The exercise - Below is a block of records; repeat each one exactly.

[Stored data entries]
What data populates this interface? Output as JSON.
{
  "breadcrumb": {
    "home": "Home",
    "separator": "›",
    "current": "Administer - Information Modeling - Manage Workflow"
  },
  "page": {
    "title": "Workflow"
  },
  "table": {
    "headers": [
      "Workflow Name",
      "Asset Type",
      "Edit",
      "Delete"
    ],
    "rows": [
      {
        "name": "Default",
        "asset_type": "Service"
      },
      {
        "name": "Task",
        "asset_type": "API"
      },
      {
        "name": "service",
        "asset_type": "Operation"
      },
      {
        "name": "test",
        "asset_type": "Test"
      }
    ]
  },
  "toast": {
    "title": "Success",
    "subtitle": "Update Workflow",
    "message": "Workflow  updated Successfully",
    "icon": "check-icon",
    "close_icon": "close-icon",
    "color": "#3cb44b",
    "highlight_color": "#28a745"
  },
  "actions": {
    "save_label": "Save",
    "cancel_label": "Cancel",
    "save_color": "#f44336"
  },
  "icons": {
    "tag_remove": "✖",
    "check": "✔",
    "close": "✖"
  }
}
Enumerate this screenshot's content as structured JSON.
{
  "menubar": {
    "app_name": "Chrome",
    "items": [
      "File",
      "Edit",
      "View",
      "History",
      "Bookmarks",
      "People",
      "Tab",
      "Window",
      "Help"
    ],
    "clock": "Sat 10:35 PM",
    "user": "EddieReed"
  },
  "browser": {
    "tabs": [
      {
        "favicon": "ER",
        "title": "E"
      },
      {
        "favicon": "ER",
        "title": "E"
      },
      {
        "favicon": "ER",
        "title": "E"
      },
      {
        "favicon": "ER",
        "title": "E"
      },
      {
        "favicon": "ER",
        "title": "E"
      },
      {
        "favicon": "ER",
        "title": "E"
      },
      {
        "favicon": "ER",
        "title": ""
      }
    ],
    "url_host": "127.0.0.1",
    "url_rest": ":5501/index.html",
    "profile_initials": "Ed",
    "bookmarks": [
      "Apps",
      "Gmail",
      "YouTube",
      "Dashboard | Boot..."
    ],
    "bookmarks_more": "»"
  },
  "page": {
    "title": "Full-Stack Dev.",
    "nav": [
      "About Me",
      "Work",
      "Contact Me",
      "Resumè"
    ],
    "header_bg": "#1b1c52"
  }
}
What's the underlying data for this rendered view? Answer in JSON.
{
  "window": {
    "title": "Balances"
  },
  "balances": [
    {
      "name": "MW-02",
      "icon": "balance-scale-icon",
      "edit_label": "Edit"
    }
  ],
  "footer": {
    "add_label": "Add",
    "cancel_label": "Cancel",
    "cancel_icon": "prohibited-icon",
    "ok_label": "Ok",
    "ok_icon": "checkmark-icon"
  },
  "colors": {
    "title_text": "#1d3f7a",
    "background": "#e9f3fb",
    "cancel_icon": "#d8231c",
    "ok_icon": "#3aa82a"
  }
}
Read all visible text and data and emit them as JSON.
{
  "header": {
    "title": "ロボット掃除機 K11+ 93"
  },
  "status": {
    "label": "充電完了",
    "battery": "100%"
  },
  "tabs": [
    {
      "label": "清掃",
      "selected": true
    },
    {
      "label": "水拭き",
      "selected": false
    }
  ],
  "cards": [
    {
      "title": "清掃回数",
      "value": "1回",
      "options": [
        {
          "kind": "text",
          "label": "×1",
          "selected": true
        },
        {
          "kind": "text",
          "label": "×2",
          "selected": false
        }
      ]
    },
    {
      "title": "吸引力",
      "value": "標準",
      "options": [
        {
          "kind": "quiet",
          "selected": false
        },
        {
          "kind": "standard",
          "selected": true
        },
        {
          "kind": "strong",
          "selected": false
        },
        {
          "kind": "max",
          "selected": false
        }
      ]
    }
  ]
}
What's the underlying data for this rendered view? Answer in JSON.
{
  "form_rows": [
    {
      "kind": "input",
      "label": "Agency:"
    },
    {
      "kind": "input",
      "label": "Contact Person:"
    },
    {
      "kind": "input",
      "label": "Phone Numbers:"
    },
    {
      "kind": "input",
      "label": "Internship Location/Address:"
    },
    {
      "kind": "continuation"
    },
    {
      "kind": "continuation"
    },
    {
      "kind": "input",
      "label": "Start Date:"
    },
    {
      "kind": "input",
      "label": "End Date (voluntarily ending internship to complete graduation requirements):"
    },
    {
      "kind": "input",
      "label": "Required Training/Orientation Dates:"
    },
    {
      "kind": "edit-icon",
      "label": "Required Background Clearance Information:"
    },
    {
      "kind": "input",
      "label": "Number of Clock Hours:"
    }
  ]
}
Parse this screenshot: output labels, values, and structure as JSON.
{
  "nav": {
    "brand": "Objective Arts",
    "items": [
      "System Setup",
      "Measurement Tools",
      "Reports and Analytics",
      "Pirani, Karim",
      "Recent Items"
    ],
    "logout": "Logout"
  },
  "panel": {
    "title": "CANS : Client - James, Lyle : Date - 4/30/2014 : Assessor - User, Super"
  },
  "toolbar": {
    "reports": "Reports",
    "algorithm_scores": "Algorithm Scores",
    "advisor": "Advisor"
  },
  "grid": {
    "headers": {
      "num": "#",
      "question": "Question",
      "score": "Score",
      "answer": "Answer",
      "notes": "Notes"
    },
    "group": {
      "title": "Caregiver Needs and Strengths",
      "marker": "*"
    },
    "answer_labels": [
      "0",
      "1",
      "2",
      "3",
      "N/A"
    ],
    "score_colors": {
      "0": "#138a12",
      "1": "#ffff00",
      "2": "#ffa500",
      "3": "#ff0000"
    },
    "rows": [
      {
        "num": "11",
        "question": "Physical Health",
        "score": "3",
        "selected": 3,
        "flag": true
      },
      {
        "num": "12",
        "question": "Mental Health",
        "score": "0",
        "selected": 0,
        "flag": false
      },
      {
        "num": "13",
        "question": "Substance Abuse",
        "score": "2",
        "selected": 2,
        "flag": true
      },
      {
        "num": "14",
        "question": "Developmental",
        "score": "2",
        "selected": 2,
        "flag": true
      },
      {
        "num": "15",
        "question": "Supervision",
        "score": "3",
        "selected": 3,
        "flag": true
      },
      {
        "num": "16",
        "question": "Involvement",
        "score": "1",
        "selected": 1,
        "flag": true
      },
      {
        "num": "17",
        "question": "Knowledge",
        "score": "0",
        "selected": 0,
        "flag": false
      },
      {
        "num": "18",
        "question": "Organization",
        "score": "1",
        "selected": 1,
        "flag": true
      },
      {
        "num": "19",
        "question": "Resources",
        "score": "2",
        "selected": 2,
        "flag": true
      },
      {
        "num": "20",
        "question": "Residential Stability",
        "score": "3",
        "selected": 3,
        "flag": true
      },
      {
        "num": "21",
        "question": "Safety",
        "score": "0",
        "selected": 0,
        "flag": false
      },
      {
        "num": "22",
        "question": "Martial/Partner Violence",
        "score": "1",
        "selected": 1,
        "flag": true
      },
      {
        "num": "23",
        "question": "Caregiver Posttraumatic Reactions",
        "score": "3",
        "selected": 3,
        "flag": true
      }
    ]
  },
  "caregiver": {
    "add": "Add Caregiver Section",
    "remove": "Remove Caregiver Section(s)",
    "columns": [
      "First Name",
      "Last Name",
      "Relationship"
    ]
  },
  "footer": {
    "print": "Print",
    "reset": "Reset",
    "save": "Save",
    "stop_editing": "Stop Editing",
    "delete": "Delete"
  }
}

Solution for this problem -
What data populates this interface? Output as JSON.
{
  "breadcrumb": {
    "home": "Home",
    "separator": "›",
    "current": "Administer - Information Modeling - Manage Workflow"
  },
  "page": {
    "title": "Workflow"
  },
  "table": {
    "headers": [
      "Workflow Name",
      "Asset Type",
      "Edit",
      "Delete"
    ],
    "rows": [
      {
        "name": "Default",
        "asset_type": "Service"
      },
      {
        "name": "Task",
        "asset_type": "API"
      },
      {
        "name": "service",
        "asset_type": "Operation"
      },
      {
        "name": "test",
        "asset_type": "Test"
      }
    ]
  },
  "toast": {
    "title": "Success",
    "subtitle": "Update Workflow",
    "message": "Workflow  updated Successfully",
    "icon": "check-icon",
    "close_icon": "close-icon",
    "color": "#3cb44b",
    "highlight_color": "#28a745"
  },
  "actions": {
    "save_label": "Save",
    "cancel_label": "Cancel",
    "save_color": "#f44336"
  },
  "icons": {
    "tag_remove": "✖",
    "check": "✔",
    "close": "✖"
  }
}
Enumerate this screenshot's content as structured JSON.
{
  "menubar": {
    "app_name": "Chrome",
    "items": [
      "File",
      "Edit",
      "View",
      "History",
      "Bookmarks",
      "People",
      "Tab",
      "Window",
      "Help"
    ],
    "clock": "Sat 10:35 PM",
    "user": "EddieReed"
  },
  "browser": {
    "tabs": [
      {
        "favicon": "ER",
        "title": "E"
      },
      {
        "favicon": "ER",
        "title": "E"
      },
      {
        "favicon": "ER",
        "title": "E"
      },
      {
        "favicon": "ER",
        "title": "E"
      },
      {
        "favicon": "ER",
        "title": "E"
      },
      {
        "favicon": "ER",
        "title": "E"
      },
      {
        "favicon": "ER",
        "title": ""
      }
    ],
    "url_host": "127.0.0.1",
    "url_rest": ":5501/index.html",
    "profile_initials": "Ed",
    "bookmarks": [
      "Apps",
      "Gmail",
      "YouTube",
      "Dashboard | Boot..."
    ],
    "bookmarks_more": "»"
  },
  "page": {
    "title": "Full-Stack Dev.",
    "nav": [
      "About Me",
      "Work",
      "Contact Me",
      "Resumè"
    ],
    "header_bg": "#1b1c52"
  }
}
What's the underlying data for this rendered view? Answer in JSON.
{
  "window": {
    "title": "Balances"
  },
  "balances": [
    {
      "name": "MW-02",
      "icon": "balance-scale-icon",
      "edit_label": "Edit"
    }
  ],
  "footer": {
    "add_label": "Add",
    "cancel_label": "Cancel",
    "cancel_icon": "prohibited-icon",
    "ok_label": "Ok",
    "ok_icon": "checkmark-icon"
  },
  "colors": {
    "title_text": "#1d3f7a",
    "background": "#e9f3fb",
    "cancel_icon": "#d8231c",
    "ok_icon": "#3aa82a"
  }
}
Read all visible text and data and emit them as JSON.
{
  "header": {
    "title": "ロボット掃除機 K11+ 93"
  },
  "status": {
    "label": "充電完了",
    "battery": "100%"
  },
  "tabs": [
    {
      "label": "清掃",
      "selected": true
    },
    {
      "label": "水拭き",
      "selected": false
    }
  ],
  "cards": [
    {
      "title": "清掃回数",
      "value": "1回",
      "options": [
        {
          "kind": "text",
          "label": "×1",
          "selected": true
        },
        {
          "kind": "text",
          "label": "×2",
          "selected": false
        }
      ]
    },
    {
      "title": "吸引力",
      "value": "標準",
      "options": [
        {
          "kind": "quiet",
          "selected": false
        },
        {
          "kind": "standard",
          "selected": true
        },
        {
          "kind": "strong",
          "selected": false
        },
        {
          "kind": "max",
          "selected": false
        }
      ]
    }
  ]
}
What's the underlying data for this rendered view? Answer in JSON.
{
  "form_rows": [
    {
      "kind": "input",
      "label": "Agency:"
    },
    {
      "kind": "input",
      "label": "Contact Person:"
    },
    {
      "kind": "input",
      "label": "Phone Numbers:"
    },
    {
      "kind": "input",
      "label": "Internship Location/Address:"
    },
    {
      "kind": "continuation"
    },
    {
      "kind": "continuation"
    },
    {
      "kind": "input",
      "label": "Start Date:"
    },
    {
      "kind": "input",
      "label": "End Date (voluntarily ending internship to complete graduation requirements):"
    },
    {
      "kind": "input",
      "label": "Required Training/Orientation Dates:"
    },
    {
      "kind": "edit-icon",
      "label": "Required Background Clearance Information:"
    },
    {
      "kind": "input",
      "label": "Number of Clock Hours:"
    }
  ]
}
Parse this screenshot: output labels, values, and structure as JSON.
{
  "nav": {
    "brand": "Objective Arts",
    "items": [
      "System Setup",
      "Measurement Tools",
      "Reports and Analytics",
      "Pirani, Karim",
      "Recent Items"
    ],
    "logout": "Logout"
  },
  "panel": {
    "title": "CANS : Client - James, Lyle : Date - 4/30/2014 : Assessor - User, Super"
  },
  "toolbar": {
    "reports": "Reports",
    "algorithm_scores": "Algorithm Scores",
    "advisor": "Advisor"
  },
  "grid": {
    "headers": {
      "num": "#",
      "question": "Question",
      "score": "Score",
      "answer": "Answer",
      "notes": "Notes"
    },
    "group": {
      "title": "Caregiver Needs and Strengths",
      "marker": "*"
    },
    "answer_labels": [
      "0",
      "1",
      "2",
      "3",
      "N/A"
    ],
    "score_colors": {
      "0": "#138a12",
      "1": "#ffff00",
      "2": "#ffa500",
      "3": "#ff0000"
    },
    "rows": [
      {
        "num": "11",
        "question": "Physical Health",
        "score": "3",
        "selected": 3,
        "flag": true
      },
      {
        "num": "12",
        "question": "Mental Health",
        "score": "0",
        "selected": 0,
        "flag": false
      },
      {
        "num": "13",
        "question": "Substance Abuse",
        "score": "2",
        "selected": 2,
        "flag": true
      },
      {
        "num": "14",
        "question": "Developmental",
        "score": "2",
        "selected": 2,
        "flag": true
      },
      {
        "num": "15",
        "question": "Supervision",
        "score": "3",
        "selected": 3,
        "flag": true
      },
      {
        "num": "16",
        "question": "Involvement",
        "score": "1",
        "selected": 1,
        "flag": true
      },
      {
        "num": "17",
        "question": "Knowledge",
        "score": "0",
        "selected": 0,
        "flag": false
      },
      {
        "num": "18",
        "question": "Organization",
        "score": "1",
        "selected": 1,
        "flag": true
      },
      {
        "num": "19",
        "question": "Resources",
        "score": "2",
        "selected": 2,
        "flag": true
      },
      {
        "num": "20",
        "question": "Residential Stability",
        "score": "3",
        "selected": 3,
        "flag": true
      },
      {
        "num": "21",
        "question": "Safety",
        "score": "0",
        "selected": 0,
        "flag": false
      },
      {
        "num": "22",
        "question": "Martial/Partner Violence",
        "score": "1",
        "selected": 1,
        "flag": true
      },
      {
        "num": "23",
        "question": "Caregiver Posttraumatic Reactions",
        "score": "3",
        "selected": 3,
        "flag": true
      }
    ]
  },
  "caregiver": {
    "add": "Add Caregiver Section",
    "remove": "Remove Caregiver Section(s)",
    "columns": [
      "First Name",
      "Last Name",
      "Relationship"
    ]
  },
  "footer": {
    "print": "Print",
    "reset": "Reset",
    "save": "Save",
    "stop_editing": "Stop Editing",
    "delete": "Delete"
  }
}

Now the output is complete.